▼
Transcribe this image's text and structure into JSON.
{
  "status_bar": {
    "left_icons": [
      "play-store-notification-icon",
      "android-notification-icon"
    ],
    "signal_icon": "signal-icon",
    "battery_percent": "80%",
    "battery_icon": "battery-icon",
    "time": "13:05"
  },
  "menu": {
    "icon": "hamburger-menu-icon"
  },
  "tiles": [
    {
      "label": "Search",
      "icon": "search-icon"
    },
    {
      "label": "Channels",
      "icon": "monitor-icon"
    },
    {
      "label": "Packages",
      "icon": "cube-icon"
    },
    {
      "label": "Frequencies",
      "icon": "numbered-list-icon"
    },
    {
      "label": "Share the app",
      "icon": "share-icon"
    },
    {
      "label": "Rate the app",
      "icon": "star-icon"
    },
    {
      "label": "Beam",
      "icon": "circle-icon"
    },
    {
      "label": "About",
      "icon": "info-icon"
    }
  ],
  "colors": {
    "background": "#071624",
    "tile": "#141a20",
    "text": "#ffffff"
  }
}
▲
Repeat every record, exactly as written.

Transcribe this image's text and structure into JSON.
{
  "status_bar": {
    "left_icons": [
      "play-store-notification-icon",
      "android-notification-icon"
    ],
    "signal_icon": "signal-icon",
    "battery_percent": "80%",
    "battery_icon": "battery-icon",
    "time": "13:05"
  },
  "menu": {
    "icon": "hamburger-menu-icon"
  },
  "tiles": [
    {
      "label": "Search",
      "icon": "search-icon"
    },
    {
      "label": "Channels",
      "icon": "monitor-icon"
    },
    {
      "label": "Packages",
      "icon": "cube-icon"
    },
    {
      "label": "Frequencies",
      "icon": "numbered-list-icon"
    },
    {
      "label": "Share the app",
      "icon": "share-icon"
    },
    {
      "label": "Rate the app",
      "icon": "star-icon"
    },
    {
      "label": "Beam",
      "icon": "circle-icon"
    },
    {
      "label": "About",
      "icon": "info-icon"
    }
  ],
  "colors": {
    "background": "#071624",
    "tile": "#141a20",
    "text": "#ffffff"
  }
}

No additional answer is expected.